* start *
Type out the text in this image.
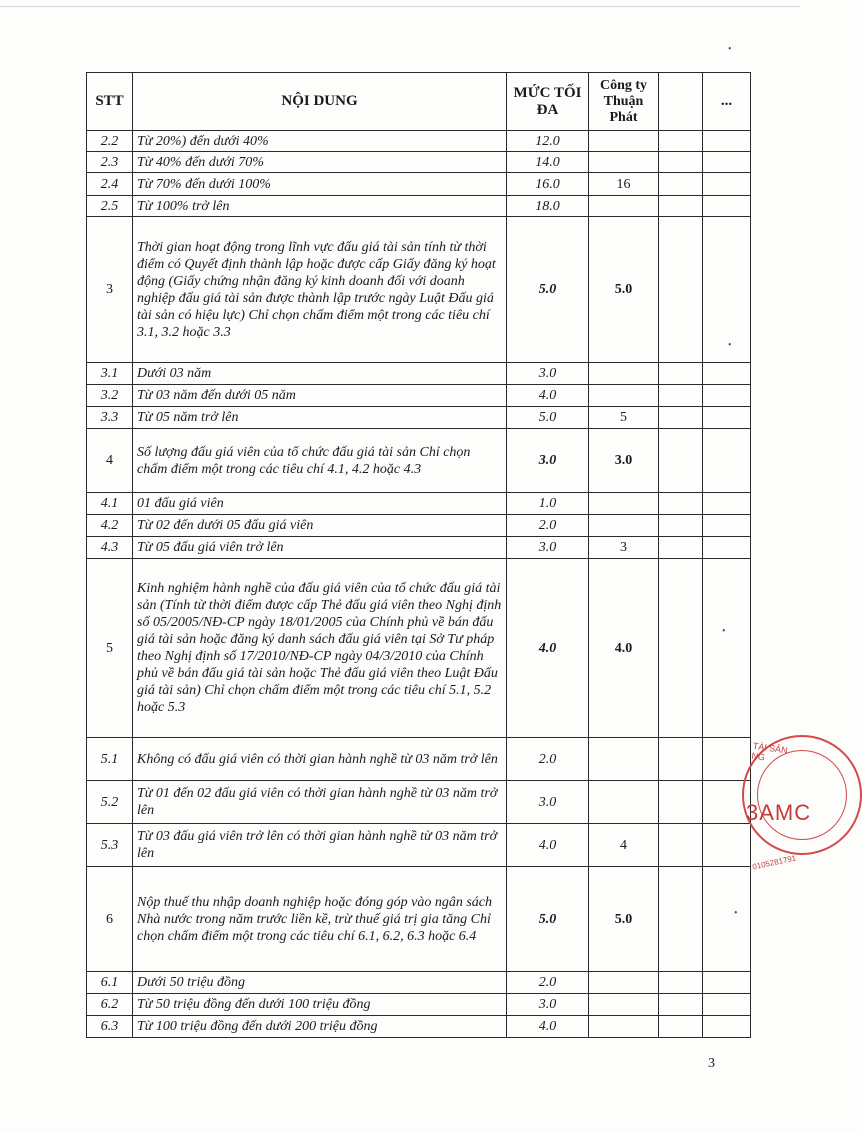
•
STT	NỘI DUNG	MỨC TỐI ĐA	Công ty Thuận Phát		...
2.2	Từ 20%) đến dưới 40%	12.0			
2.3	Từ 40% đến dưới 70%	14.0			
2.4	Từ 70% đến dưới 100%	16.0	16		
2.5	Từ 100% trở lên	18.0			
3	Thời gian hoạt động trong lĩnh vực đấu giá tài sản tính từ thời điểm có Quyết định thành lập hoặc được cấp Giấy đăng ký hoạt động (Giấy chứng nhận đăng ký kinh doanh đối với doanh nghiệp đấu giá tài sản được thành lập trước ngày Luật Đấu giá tài sản có hiệu lực) Chỉ chọn chấm điểm một trong các tiêu chí 3.1, 3.2 hoặc 3.3	5.0	5.0		
3.1	Dưới 03 năm	3.0			
3.2	Từ 03 năm đến dưới 05 năm	4.0			
3.3	Từ 05 năm trở lên	5.0	5		
4	Số lượng đấu giá viên của tổ chức đấu giá tài sản Chỉ chọn chấm điểm một trong các tiêu chí 4.1, 4.2 hoặc 4.3	3.0	3.0		
4.1	01 đấu giá viên	1.0			
4.2	Từ 02 đến dưới 05 đấu giá viên	2.0			
4.3	Từ 05 đấu giá viên trở lên	3.0	3		
5	Kinh nghiệm hành nghề của đấu giá viên của tổ chức đấu giá tài sản (Tính từ thời điểm được cấp Thẻ đấu giá viên theo Nghị định số 05/2005/NĐ-CP ngày 18/01/2005 của Chính phủ về bán đấu giá tài sản hoặc đăng ký danh sách đấu giá viên tại Sở Tư pháp theo Nghị định số 17/2010/NĐ-CP ngày 04/3/2010 của Chính phủ về bán đấu giá tài sản hoặc Thẻ đấu giá viên theo Luật Đấu giá tài sản) Chỉ chọn chấm điểm một trong các tiêu chí 5.1, 5.2 hoặc 5.3	4.0	4.0		
5.1	Không có đấu giá viên có thời gian hành nghề từ 03 năm trở lên	2.0			
5.2	Từ 01 đến 02 đấu giá viên có thời gian hành nghề từ 03 năm trở lên	3.0			
5.3	Từ 03 đấu giá viên trở lên có thời gian hành nghề từ 03 năm trở lên	4.0	4		
6	Nộp thuế thu nhập doanh nghiệp hoặc đóng góp vào ngân sách Nhà nước trong năm trước liền kề, trừ thuế giá trị gia tăng Chỉ chọn chấm điểm một trong các tiêu chí 6.1, 6.2, 6.3 hoặc 6.4	5.0	5.0		
6.1	Dưới 50 triệu đồng	2.0			
6.2	Từ 50 triệu đồng đến dưới 100 triệu đồng	3.0			
6.3	Từ 100 triệu đồng đến dưới 200 triệu đồng	4.0			
•
•
•
TÀI SẢN NG
3AMC
0105281791
3
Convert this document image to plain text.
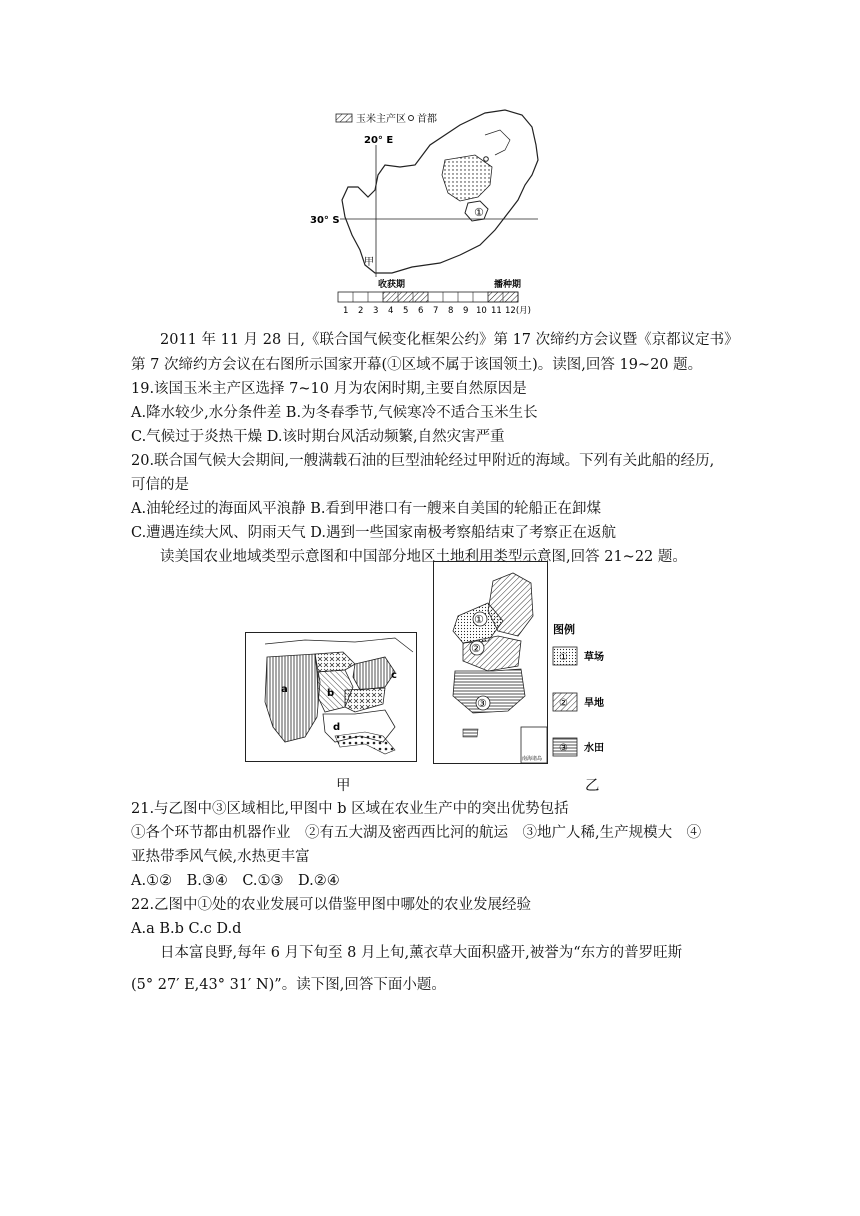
玉米主产区 首都
①
20° E
30° S
甲
收获期	播种期
1 2 3 4 5 6 7 8 9 10 11 12(月)
2011 年 11 月 28 日,《联合国气候变化框架公约》第 17 次缔约方会议暨《京都议定书》
第 7 次缔约方会议在右图所示国家开幕(①区域不属于该国领土)。读图,回答 19~20 题。
19.该国玉米主产区选择 7~10 月为农闲时期,主要自然原因是
A.降水较少,水分条件差 B.为冬春季节,气候寒冷不适合玉米生长
C.气候过于炎热干燥 D.该时期台风活动频繁,自然灾害严重
20.联合国气候大会期间,一艘满载石油的巨型油轮经过甲附近的海域。下列有关此船的经历,
可信的是
A.油轮经过的海面风平浪静 B.看到甲港口有一艘来自美国的轮船正在卸煤
C.遭遇连续大风、阴雨天气 D.遇到一些国家南极考察船结束了考察正在返航
读美国农业地域类型示意图和中国部分地区土地利用类型示意图,回答 21~22 题。
a	b
c
d
①
②
③
南海诸岛
图例
① 草场
② 旱地
③ 水田
甲	乙
21.与乙图中③区域相比,甲图中 b 区域在农业生产中的突出优势包括
①各个环节都由机器作业　②有五大湖及密西西比河的航运　③地广人稀,生产规模大　④
亚热带季风气候,水热更丰富
A.①②　B.③④　C.①③　D.②④
22.乙图中①处的农业发展可以借鉴甲图中哪处的农业发展经验
A.a B.b C.c D.d
日本富良野,每年 6 月下旬至 8 月上旬,薰衣草大面积盛开,被誉为“东方的普罗旺斯
(5° 27′ E,43° 31′ N)”。读下图,回答下面小题。
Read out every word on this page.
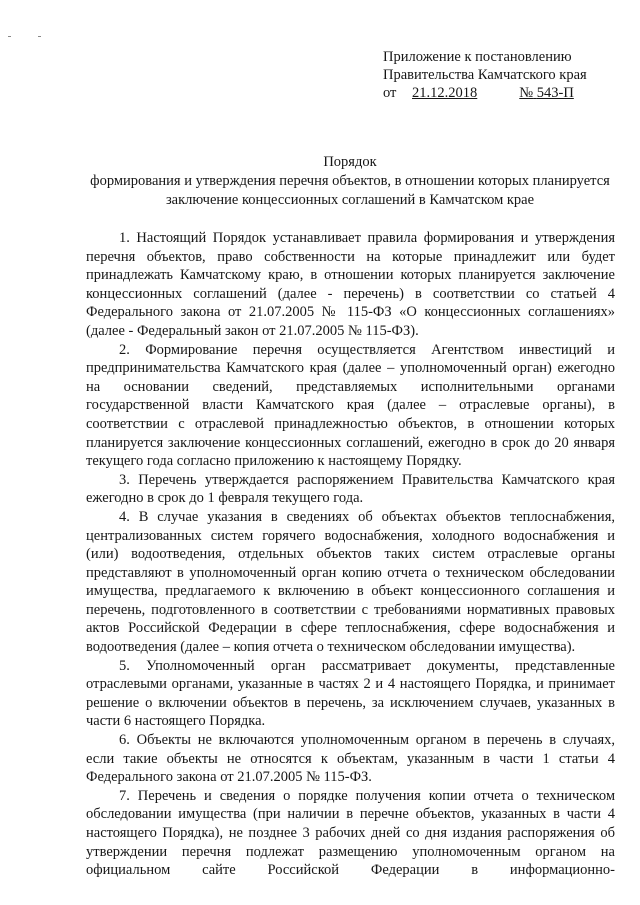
Приложение к постановлению
Правительства Камчатского края
от 21.12.2018	№ 543-П
Порядок
формирования и утверждения перечня объектов, в отношении которых планируется заключение концессионных соглашений в Камчатском крае

1. Настоящий Порядок устанавливает правила формирования и утверждения перечня объектов, право собственности на которые принадлежит или будет принадлежать Камчатскому краю, в отношении которых планируется заключение концессионных соглашений (далее - перечень) в соответствии со статьей 4 Федерального закона от 21.07.2005 № 115-ФЗ «О концессионных соглашениях» (далее - Федеральный закон от 21.07.2005 № 115-ФЗ).

2. Формирование перечня осуществляется Агентством инвестиций и предпринимательства Камчатского края (далее – уполномоченный орган) ежегодно на основании сведений, представляемых исполнительными органами государственной власти Камчатского края (далее – отраслевые органы), в соответствии с отраслевой принадлежностью объектов, в отношении которых планируется заключение концессионных соглашений, ежегодно в срок до 20 января текущего года согласно приложению к настоящему Порядку.

3. Перечень утверждается распоряжением Правительства Камчатского края ежегодно в срок до 1 февраля текущего года.

4. В случае указания в сведениях об объектах объектов теплоснабжения, централизованных систем горячего водоснабжения, холодного водоснабжения и (или) водоотведения, отдельных объектов таких систем отраслевые органы представляют в уполномоченный орган копию отчета о техническом обследовании имущества, предлагаемого к включению в объект концессионного соглашения и перечень, подготовленного в соответствии с требованиями нормативных правовых актов Российской Федерации в сфере теплоснабжения, сфере водоснабжения и водоотведения (далее – копия отчета о техническом обследовании имущества).

5. Уполномоченный орган рассматривает документы, представленные отраслевыми органами, указанные в частях 2 и 4 настоящего Порядка, и принимает решение о включении объектов в перечень, за исключением случаев, указанных в части 6 настоящего Порядка.

6. Объекты не включаются уполномоченным органом в перечень в случаях, если такие объекты не относятся к объектам, указанным в части 1 статьи 4 Федерального закона от 21.07.2005 № 115-ФЗ.

7. Перечень и сведения о порядке получения копии отчета о техническом обследовании имущества (при наличии в перечне объектов, указанных в части 4 настоящего Порядка), не позднее 3 рабочих дней со дня издания распоряжения об утверждении перечня подлежат размещению уполномоченным органом на официальном сайте Российской Федерации в информационно-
* end *
**Work to do:** In the data above, count the lines where the word "this" appears; reply with the number only.

**Written response:** 3